[BEGIN EXCERPTED DATA]

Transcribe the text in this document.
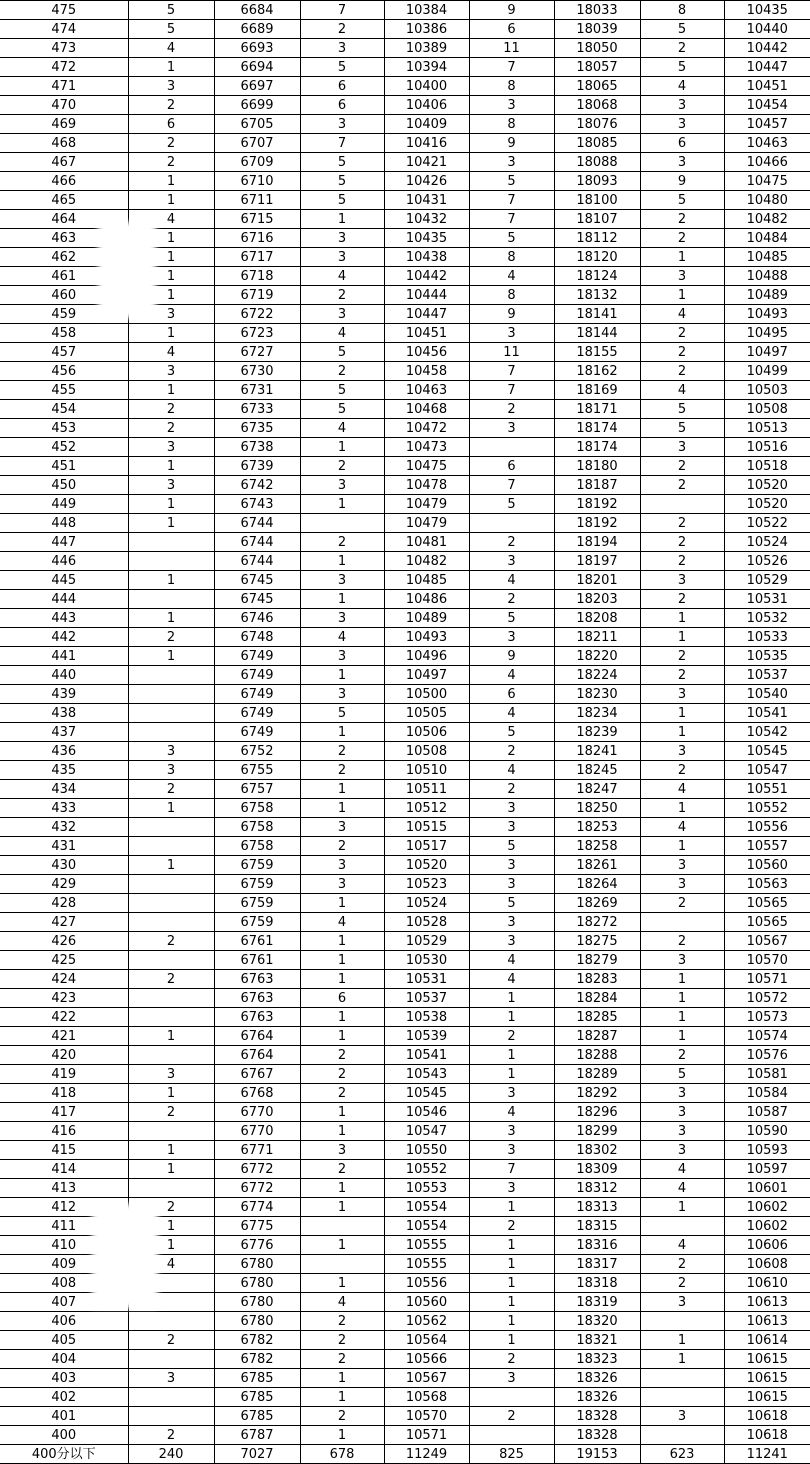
475	5	6684	7	10384	9	18033	8	10435
474	5	6689	2	10386	6	18039	5	10440
473	4	6693	3	10389	11	18050	2	10442
472	1	6694	5	10394	7	18057	5	10447
471	3	6697	6	10400	8	18065	4	10451
470	2	6699	6	10406	3	18068	3	10454
469	6	6705	3	10409	8	18076	3	10457
468	2	6707	7	10416	9	18085	6	10463
467	2	6709	5	10421	3	18088	3	10466
466	1	6710	5	10426	5	18093	9	10475
465	1	6711	5	10431	7	18100	5	10480
464	4	6715	1	10432	7	18107	2	10482
463	1	6716	3	10435	5	18112	2	10484
462	1	6717	3	10438	8	18120	1	10485
461	1	6718	4	10442	4	18124	3	10488
460	1	6719	2	10444	8	18132	1	10489
459	3	6722	3	10447	9	18141	4	10493
458	1	6723	4	10451	3	18144	2	10495
457	4	6727	5	10456	11	18155	2	10497
456	3	6730	2	10458	7	18162	2	10499
455	1	6731	5	10463	7	18169	4	10503
454	2	6733	5	10468	2	18171	5	10508
453	2	6735	4	10472	3	18174	5	10513
452	3	6738	1	10473		18174	3	10516
451	1	6739	2	10475	6	18180	2	10518
450	3	6742	3	10478	7	18187	2	10520
449	1	6743	1	10479	5	18192		10520
448	1	6744		10479		18192	2	10522
447		6744	2	10481	2	18194	2	10524
446		6744	1	10482	3	18197	2	10526
445	1	6745	3	10485	4	18201	3	10529
444		6745	1	10486	2	18203	2	10531
443	1	6746	3	10489	5	18208	1	10532
442	2	6748	4	10493	3	18211	1	10533
441	1	6749	3	10496	9	18220	2	10535
440		6749	1	10497	4	18224	2	10537
439		6749	3	10500	6	18230	3	10540
438		6749	5	10505	4	18234	1	10541
437		6749	1	10506	5	18239	1	10542
436	3	6752	2	10508	2	18241	3	10545
435	3	6755	2	10510	4	18245	2	10547
434	2	6757	1	10511	2	18247	4	10551
433	1	6758	1	10512	3	18250	1	10552
432		6758	3	10515	3	18253	4	10556
431		6758	2	10517	5	18258	1	10557
430	1	6759	3	10520	3	18261	3	10560
429		6759	3	10523	3	18264	3	10563
428		6759	1	10524	5	18269	2	10565
427		6759	4	10528	3	18272		10565
426	2	6761	1	10529	3	18275	2	10567
425		6761	1	10530	4	18279	3	10570
424	2	6763	1	10531	4	18283	1	10571
423		6763	6	10537	1	18284	1	10572
422		6763	1	10538	1	18285	1	10573
421	1	6764	1	10539	2	18287	1	10574
420		6764	2	10541	1	18288	2	10576
419	3	6767	2	10543	1	18289	5	10581
418	1	6768	2	10545	3	18292	3	10584
417	2	6770	1	10546	4	18296	3	10587
416		6770	1	10547	3	18299	3	10590
415	1	6771	3	10550	3	18302	3	10593
414	1	6772	2	10552	7	18309	4	10597
413		6772	1	10553	3	18312	4	10601
412	2	6774	1	10554	1	18313	1	10602
411	1	6775		10554	2	18315		10602
410	1	6776	1	10555	1	18316	4	10606
409	4	6780		10555	1	18317	2	10608
408		6780	1	10556	1	18318	2	10610
407		6780	4	10560	1	18319	3	10613
406		6780	2	10562	1	18320		10613
405	2	6782	2	10564	1	18321	1	10614
404		6782	2	10566	2	18323	1	10615
403	3	6785	1	10567	3	18326		10615
402		6785	1	10568		18326		10615
401		6785	2	10570	2	18328	3	10618
400	2	6787	1	10571		18328		10618
400分以下	240	7027	678	11249	825	19153	623	11241
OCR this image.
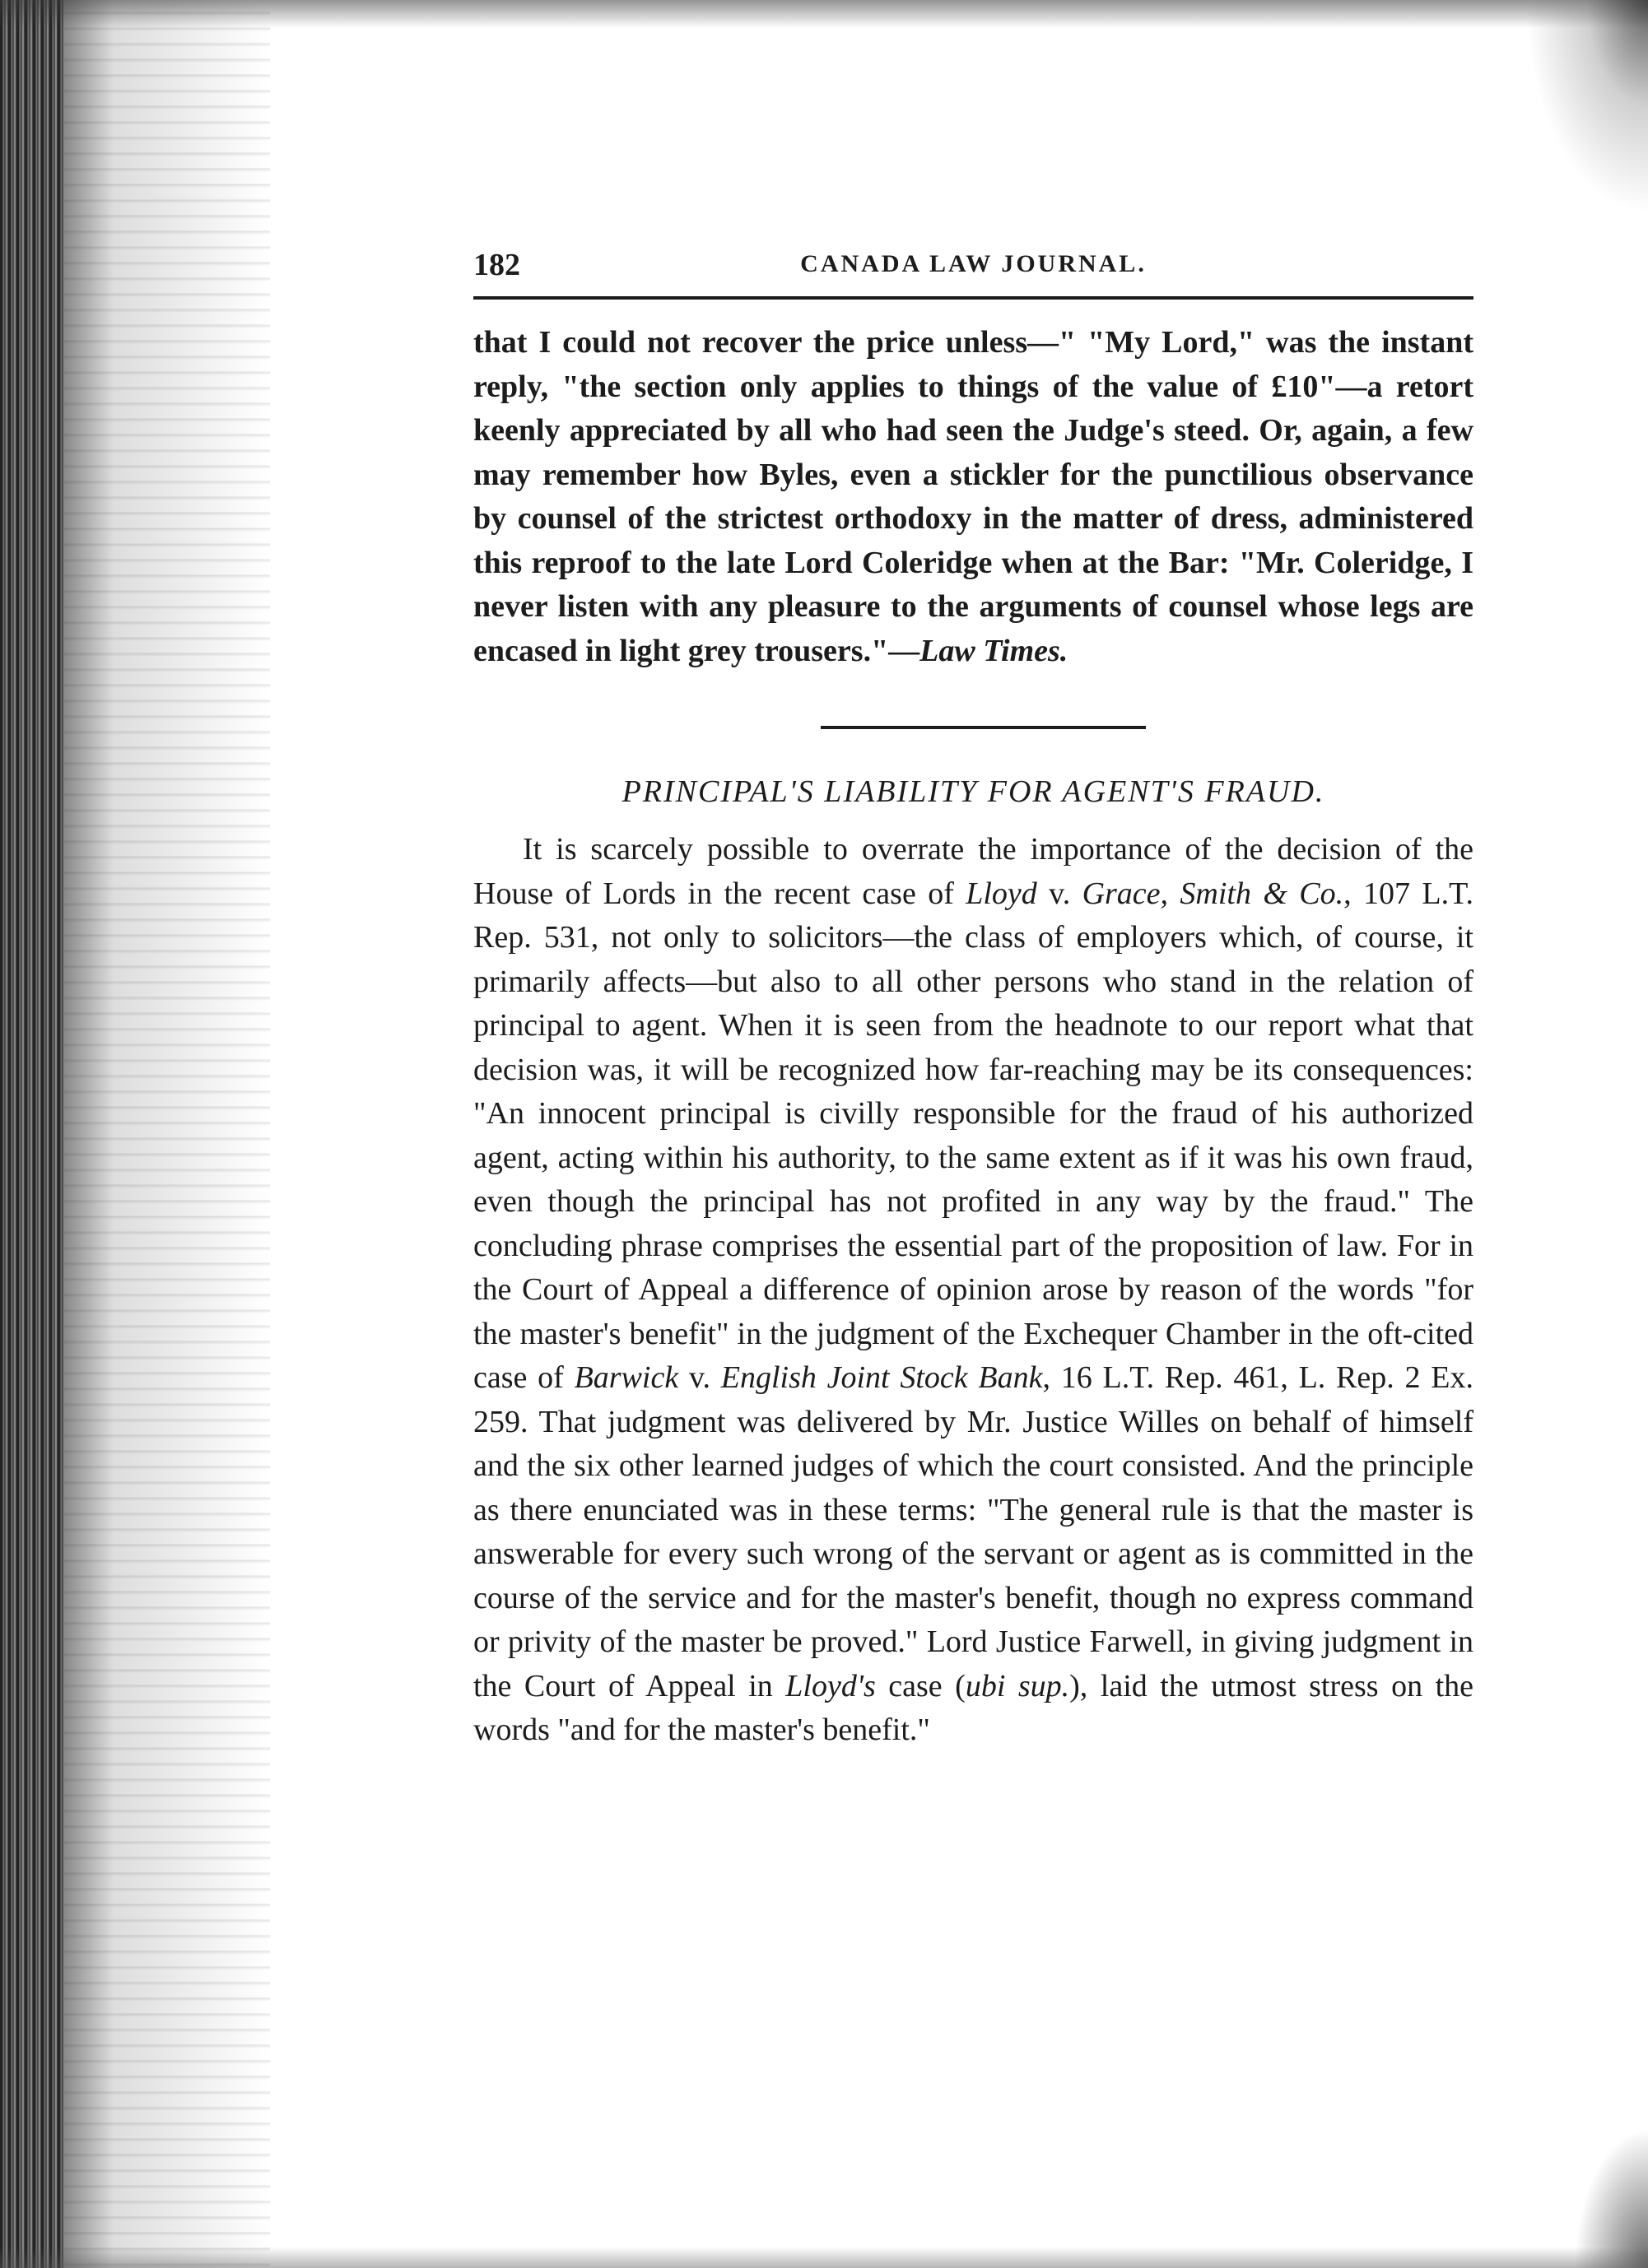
182	CANADA LAW JOURNAL.

that I could not recover the price unless—" "My Lord," was the instant reply, "the section only applies to things of the value of £10"—a retort keenly appreciated by all who had seen the Judge's steed. Or, again, a few may remember how Byles, even a stickler for the punctilious observance by counsel of the strictest orthodoxy in the matter of dress, administered this reproof to the late Lord Coleridge when at the Bar: "Mr. Coleridge, I never listen with any pleasure to the arguments of counsel whose legs are encased in light grey trousers."—Law Times.

PRINCIPAL'S LIABILITY FOR AGENT'S FRAUD.

It is scarcely possible to overrate the importance of the decision of the House of Lords in the recent case of Lloyd v. Grace, Smith & Co., 107 L.T. Rep. 531, not only to solicitors—the class of employers which, of course, it primarily affects—but also to all other persons who stand in the relation of principal to agent. When it is seen from the headnote to our report what that decision was, it will be recognized how far-reaching may be its consequences: "An innocent principal is civilly responsible for the fraud of his authorized agent, acting within his authority, to the same extent as if it was his own fraud, even though the principal has not profited in any way by the fraud." The concluding phrase comprises the essential part of the proposition of law. For in the Court of Appeal a difference of opinion arose by reason of the words "for the master's benefit" in the judgment of the Exchequer Chamber in the oft-cited case of Barwick v. English Joint Stock Bank, 16 L.T. Rep. 461, L. Rep. 2 Ex. 259. That judgment was delivered by Mr. Justice Willes on behalf of himself and the six other learned judges of which the court consisted. And the principle as there enunciated was in these terms: "The general rule is that the master is answerable for every such wrong of the servant or agent as is committed in the course of the service and for the master's benefit, though no express command or privity of the master be proved." Lord Justice Farwell, in giving judgment in the Court of Appeal in Lloyd's case (ubi sup.), laid the utmost stress on the words "and for the master's benefit."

[END EXCERPTED DATA]

- [PROBLEM DESCRIPTION]:
Write the listing out a second time exactly, dropping all images.

- [FINISHED EXERCISE]:
Transcribe the text in this document.
475	5	6684	7	10384	9	18033	8	10435
474	5	6689	2	10386	6	18039	5	10440
473	4	6693	3	10389	11	18050	2	10442
472	1	6694	5	10394	7	18057	5	10447
471	3	6697	6	10400	8	18065	4	10451
470	2	6699	6	10406	3	18068	3	10454
469	6	6705	3	10409	8	18076	3	10457
468	2	6707	7	10416	9	18085	6	10463
467	2	6709	5	10421	3	18088	3	10466
466	1	6710	5	10426	5	18093	9	10475
465	1	6711	5	10431	7	18100	5	10480
464	4	6715	1	10432	7	18107	2	10482
463	1	6716	3	10435	5	18112	2	10484
462	1	6717	3	10438	8	18120	1	10485
461	1	6718	4	10442	4	18124	3	10488
460	1	6719	2	10444	8	18132	1	10489
459	3	6722	3	10447	9	18141	4	10493
458	1	6723	4	10451	3	18144	2	10495
457	4	6727	5	10456	11	18155	2	10497
456	3	6730	2	10458	7	18162	2	10499
455	1	6731	5	10463	7	18169	4	10503
454	2	6733	5	10468	2	18171	5	10508
453	2	6735	4	10472	3	18174	5	10513
452	3	6738	1	10473		18174	3	10516
451	1	6739	2	10475	6	18180	2	10518
450	3	6742	3	10478	7	18187	2	10520
449	1	6743	1	10479	5	18192		10520
448	1	6744		10479		18192	2	10522
447		6744	2	10481	2	18194	2	10524
446		6744	1	10482	3	18197	2	10526
445	1	6745	3	10485	4	18201	3	10529
444		6745	1	10486	2	18203	2	10531
443	1	6746	3	10489	5	18208	1	10532
442	2	6748	4	10493	3	18211	1	10533
441	1	6749	3	10496	9	18220	2	10535
440		6749	1	10497	4	18224	2	10537
439		6749	3	10500	6	18230	3	10540
438		6749	5	10505	4	18234	1	10541
437		6749	1	10506	5	18239	1	10542
436	3	6752	2	10508	2	18241	3	10545
435	3	6755	2	10510	4	18245	2	10547
434	2	6757	1	10511	2	18247	4	10551
433	1	6758	1	10512	3	18250	1	10552
432		6758	3	10515	3	18253	4	10556
431		6758	2	10517	5	18258	1	10557
430	1	6759	3	10520	3	18261	3	10560
429		6759	3	10523	3	18264	3	10563
428		6759	1	10524	5	18269	2	10565
427		6759	4	10528	3	18272		10565
426	2	6761	1	10529	3	18275	2	10567
425		6761	1	10530	4	18279	3	10570
424	2	6763	1	10531	4	18283	1	10571
423		6763	6	10537	1	18284	1	10572
422		6763	1	10538	1	18285	1	10573
421	1	6764	1	10539	2	18287	1	10574
420		6764	2	10541	1	18288	2	10576
419	3	6767	2	10543	1	18289	5	10581
418	1	6768	2	10545	3	18292	3	10584
417	2	6770	1	10546	4	18296	3	10587
416		6770	1	10547	3	18299	3	10590
415	1	6771	3	10550	3	18302	3	10593
414	1	6772	2	10552	7	18309	4	10597
413		6772	1	10553	3	18312	4	10601
412	2	6774	1	10554	1	18313	1	10602
411	1	6775		10554	2	18315		10602
410	1	6776	1	10555	1	18316	4	10606
409	4	6780		10555	1	18317	2	10608
408		6780	1	10556	1	18318	2	10610
407		6780	4	10560	1	18319	3	10613
406		6780	2	10562	1	18320		10613
405	2	6782	2	10564	1	18321	1	10614
404		6782	2	10566	2	18323	1	10615
403	3	6785	1	10567	3	18326		10615
402		6785	1	10568		18326		10615
401		6785	2	10570	2	18328	3	10618
400	2	6787	1	10571		18328		10618
400分以下	240	7027	678	11249	825	19153	623	11241
OCR this image.
182	CANADA LAW JOURNAL.

that I could not recover the price unless—" "My Lord," was the instant reply, "the section only applies to things of the value of £10"—a retort keenly appreciated by all who had seen the Judge's steed. Or, again, a few may remember how Byles, even a stickler for the punctilious observance by counsel of the strictest orthodoxy in the matter of dress, administered this reproof to the late Lord Coleridge when at the Bar: "Mr. Coleridge, I never listen with any pleasure to the arguments of counsel whose legs are encased in light grey trousers."—Law Times.

PRINCIPAL'S LIABILITY FOR AGENT'S FRAUD.

It is scarcely possible to overrate the importance of the decision of the House of Lords in the recent case of Lloyd v. Grace, Smith & Co., 107 L.T. Rep. 531, not only to solicitors—the class of employers which, of course, it primarily affects—but also to all other persons who stand in the relation of principal to agent. When it is seen from the headnote to our report what that decision was, it will be recognized how far-reaching may be its consequences: "An innocent principal is civilly responsible for the fraud of his authorized agent, acting within his authority, to the same extent as if it was his own fraud, even though the principal has not profited in any way by the fraud." The concluding phrase comprises the essential part of the proposition of law. For in the Court of Appeal a difference of opinion arose by reason of the words "for the master's benefit" in the judgment of the Exchequer Chamber in the oft-cited case of Barwick v. English Joint Stock Bank, 16 L.T. Rep. 461, L. Rep. 2 Ex. 259. That judgment was delivered by Mr. Justice Willes on behalf of himself and the six other learned judges of which the court consisted. And the principle as there enunciated was in these terms: "The general rule is that the master is answerable for every such wrong of the servant or agent as is committed in the course of the service and for the master's benefit, though no express command or privity of the master be proved." Lord Justice Farwell, in giving judgment in the Court of Appeal in Lloyd's case (ubi sup.), laid the utmost stress on the words "and for the master's benefit."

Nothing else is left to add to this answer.